* Begin *

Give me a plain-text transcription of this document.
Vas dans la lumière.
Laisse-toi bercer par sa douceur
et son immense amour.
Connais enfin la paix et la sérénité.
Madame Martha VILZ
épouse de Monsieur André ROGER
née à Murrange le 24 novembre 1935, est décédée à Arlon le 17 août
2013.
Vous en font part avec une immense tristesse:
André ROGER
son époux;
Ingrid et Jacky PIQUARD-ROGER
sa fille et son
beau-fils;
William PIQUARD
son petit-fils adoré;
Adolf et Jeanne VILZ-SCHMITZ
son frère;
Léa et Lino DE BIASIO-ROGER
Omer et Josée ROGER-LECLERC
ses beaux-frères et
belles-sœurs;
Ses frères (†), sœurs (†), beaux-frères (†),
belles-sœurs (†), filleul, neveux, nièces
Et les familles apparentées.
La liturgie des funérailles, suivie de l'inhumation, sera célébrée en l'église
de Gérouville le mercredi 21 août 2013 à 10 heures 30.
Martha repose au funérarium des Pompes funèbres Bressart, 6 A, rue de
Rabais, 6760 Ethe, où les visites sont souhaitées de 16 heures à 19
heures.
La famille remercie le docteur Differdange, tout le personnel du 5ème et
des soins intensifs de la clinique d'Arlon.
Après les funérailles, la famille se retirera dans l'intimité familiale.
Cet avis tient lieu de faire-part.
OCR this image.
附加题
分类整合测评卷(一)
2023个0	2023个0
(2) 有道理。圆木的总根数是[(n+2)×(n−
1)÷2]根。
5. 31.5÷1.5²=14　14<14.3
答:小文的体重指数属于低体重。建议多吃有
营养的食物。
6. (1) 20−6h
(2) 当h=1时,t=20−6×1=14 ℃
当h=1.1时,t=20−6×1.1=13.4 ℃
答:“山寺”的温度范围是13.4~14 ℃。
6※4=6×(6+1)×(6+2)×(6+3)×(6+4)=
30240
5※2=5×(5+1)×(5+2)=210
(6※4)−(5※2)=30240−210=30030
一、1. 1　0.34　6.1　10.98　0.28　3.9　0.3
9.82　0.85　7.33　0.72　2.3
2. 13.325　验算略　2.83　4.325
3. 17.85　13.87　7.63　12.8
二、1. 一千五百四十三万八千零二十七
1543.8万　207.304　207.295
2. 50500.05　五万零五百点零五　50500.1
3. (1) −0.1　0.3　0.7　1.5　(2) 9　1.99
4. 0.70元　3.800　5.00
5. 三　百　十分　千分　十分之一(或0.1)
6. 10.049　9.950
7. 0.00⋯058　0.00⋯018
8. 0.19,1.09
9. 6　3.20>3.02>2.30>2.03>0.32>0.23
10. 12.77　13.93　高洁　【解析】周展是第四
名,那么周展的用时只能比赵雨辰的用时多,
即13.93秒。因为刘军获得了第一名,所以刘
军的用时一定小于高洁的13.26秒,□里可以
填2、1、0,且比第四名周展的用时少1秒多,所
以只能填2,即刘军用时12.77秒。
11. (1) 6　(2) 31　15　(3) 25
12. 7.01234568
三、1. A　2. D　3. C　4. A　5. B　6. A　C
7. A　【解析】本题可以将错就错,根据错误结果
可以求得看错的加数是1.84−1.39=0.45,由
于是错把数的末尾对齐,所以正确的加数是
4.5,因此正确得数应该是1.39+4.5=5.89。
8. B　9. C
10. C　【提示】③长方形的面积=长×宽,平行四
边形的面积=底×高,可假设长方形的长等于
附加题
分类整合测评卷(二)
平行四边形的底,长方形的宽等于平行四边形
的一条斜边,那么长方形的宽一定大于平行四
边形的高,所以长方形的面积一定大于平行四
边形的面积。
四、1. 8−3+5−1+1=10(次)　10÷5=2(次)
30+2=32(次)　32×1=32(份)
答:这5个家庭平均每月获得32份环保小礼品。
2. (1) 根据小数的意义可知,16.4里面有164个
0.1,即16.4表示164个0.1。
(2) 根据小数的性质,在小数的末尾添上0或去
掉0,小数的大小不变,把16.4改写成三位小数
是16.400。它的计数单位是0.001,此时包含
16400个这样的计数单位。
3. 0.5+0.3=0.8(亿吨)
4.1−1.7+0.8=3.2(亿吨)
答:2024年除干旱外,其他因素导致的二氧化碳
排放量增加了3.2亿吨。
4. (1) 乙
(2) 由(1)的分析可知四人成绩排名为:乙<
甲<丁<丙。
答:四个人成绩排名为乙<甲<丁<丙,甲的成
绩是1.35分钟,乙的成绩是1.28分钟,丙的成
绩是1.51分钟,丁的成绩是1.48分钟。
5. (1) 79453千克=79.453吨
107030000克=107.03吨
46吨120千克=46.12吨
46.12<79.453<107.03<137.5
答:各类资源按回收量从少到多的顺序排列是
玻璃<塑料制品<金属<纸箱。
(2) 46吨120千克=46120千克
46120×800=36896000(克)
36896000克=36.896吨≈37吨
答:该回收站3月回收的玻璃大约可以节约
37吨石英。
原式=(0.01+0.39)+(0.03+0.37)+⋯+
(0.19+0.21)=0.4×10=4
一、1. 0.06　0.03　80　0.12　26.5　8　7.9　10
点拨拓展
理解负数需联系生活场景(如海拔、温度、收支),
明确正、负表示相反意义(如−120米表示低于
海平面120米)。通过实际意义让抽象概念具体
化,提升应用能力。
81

* End *

== The exercise ==
Transcribe every entry word for word.

== Finished exercise ==
Give me a plain-text transcription of this document.
Vas dans la lumière.
Laisse-toi bercer par sa douceur
et son immense amour.
Connais enfin la paix et la sérénité.
Madame Martha VILZ
épouse de Monsieur André ROGER
née à Murrange le 24 novembre 1935, est décédée à Arlon le 17 août
2013.
Vous en font part avec une immense tristesse:
André ROGER
son époux;
Ingrid et Jacky PIQUARD-ROGER
sa fille et son
beau-fils;
William PIQUARD
son petit-fils adoré;
Adolf et Jeanne VILZ-SCHMITZ
son frère;
Léa et Lino DE BIASIO-ROGER
Omer et Josée ROGER-LECLERC
ses beaux-frères et
belles-sœurs;
Ses frères (†), sœurs (†), beaux-frères (†),
belles-sœurs (†), filleul, neveux, nièces
Et les familles apparentées.
La liturgie des funérailles, suivie de l'inhumation, sera célébrée en l'église
de Gérouville le mercredi 21 août 2013 à 10 heures 30.
Martha repose au funérarium des Pompes funèbres Bressart, 6 A, rue de
Rabais, 6760 Ethe, où les visites sont souhaitées de 16 heures à 19
heures.
La famille remercie le docteur Differdange, tout le personnel du 5ème et
des soins intensifs de la clinique d'Arlon.
Après les funérailles, la famille se retirera dans l'intimité familiale.
Cet avis tient lieu de faire-part.
OCR this image.
附加题
分类整合测评卷(一)
2023个0	2023个0
(2) 有道理。圆木的总根数是[(n+2)×(n−
1)÷2]根。
5. 31.5÷1.5²=14　14<14.3
答:小文的体重指数属于低体重。建议多吃有
营养的食物。
6. (1) 20−6h
(2) 当h=1时,t=20−6×1=14 ℃
当h=1.1时,t=20−6×1.1=13.4 ℃
答:“山寺”的温度范围是13.4~14 ℃。
6※4=6×(6+1)×(6+2)×(6+3)×(6+4)=
30240
5※2=5×(5+1)×(5+2)=210
(6※4)−(5※2)=30240−210=30030
一、1. 1　0.34　6.1　10.98　0.28　3.9　0.3
9.82　0.85　7.33　0.72　2.3
2. 13.325　验算略　2.83　4.325
3. 17.85　13.87　7.63　12.8
二、1. 一千五百四十三万八千零二十七
1543.8万　207.304　207.295
2. 50500.05　五万零五百点零五　50500.1
3. (1) −0.1　0.3　0.7　1.5　(2) 9　1.99
4. 0.70元　3.800　5.00
5. 三　百　十分　千分　十分之一(或0.1)
6. 10.049　9.950
7. 0.00⋯058　0.00⋯018
8. 0.19,1.09
9. 6　3.20>3.02>2.30>2.03>0.32>0.23
10. 12.77　13.93　高洁　【解析】周展是第四
名,那么周展的用时只能比赵雨辰的用时多,
即13.93秒。因为刘军获得了第一名,所以刘
军的用时一定小于高洁的13.26秒,□里可以
填2、1、0,且比第四名周展的用时少1秒多,所
以只能填2,即刘军用时12.77秒。
11. (1) 6　(2) 31　15　(3) 25
12. 7.01234568
三、1. A　2. D　3. C　4. A　5. B　6. A　C
7. A　【解析】本题可以将错就错,根据错误结果
可以求得看错的加数是1.84−1.39=0.45,由
于是错把数的末尾对齐,所以正确的加数是
4.5,因此正确得数应该是1.39+4.5=5.89。
8. B　9. C
10. C　【提示】③长方形的面积=长×宽,平行四
边形的面积=底×高,可假设长方形的长等于
附加题
分类整合测评卷(二)
平行四边形的底,长方形的宽等于平行四边形
的一条斜边,那么长方形的宽一定大于平行四
边形的高,所以长方形的面积一定大于平行四
边形的面积。
四、1. 8−3+5−1+1=10(次)　10÷5=2(次)
30+2=32(次)　32×1=32(份)
答:这5个家庭平均每月获得32份环保小礼品。
2. (1) 根据小数的意义可知,16.4里面有164个
0.1,即16.4表示164个0.1。
(2) 根据小数的性质,在小数的末尾添上0或去
掉0,小数的大小不变,把16.4改写成三位小数
是16.400。它的计数单位是0.001,此时包含
16400个这样的计数单位。
3. 0.5+0.3=0.8(亿吨)
4.1−1.7+0.8=3.2(亿吨)
答:2024年除干旱外,其他因素导致的二氧化碳
排放量增加了3.2亿吨。
4. (1) 乙
(2) 由(1)的分析可知四人成绩排名为:乙<
甲<丁<丙。
答:四个人成绩排名为乙<甲<丁<丙,甲的成
绩是1.35分钟,乙的成绩是1.28分钟,丙的成
绩是1.51分钟,丁的成绩是1.48分钟。
5. (1) 79453千克=79.453吨
107030000克=107.03吨
46吨120千克=46.12吨
46.12<79.453<107.03<137.5
答:各类资源按回收量从少到多的顺序排列是
玻璃<塑料制品<金属<纸箱。
(2) 46吨120千克=46120千克
46120×800=36896000(克)
36896000克=36.896吨≈37吨
答:该回收站3月回收的玻璃大约可以节约
37吨石英。
原式=(0.01+0.39)+(0.03+0.37)+⋯+
(0.19+0.21)=0.4×10=4
一、1. 0.06　0.03　80　0.12　26.5　8　7.9　10
点拨拓展
理解负数需联系生活场景(如海拔、温度、收支),
明确正、负表示相反意义(如−120米表示低于
海平面120米)。通过实际意义让抽象概念具体
化,提升应用能力。
81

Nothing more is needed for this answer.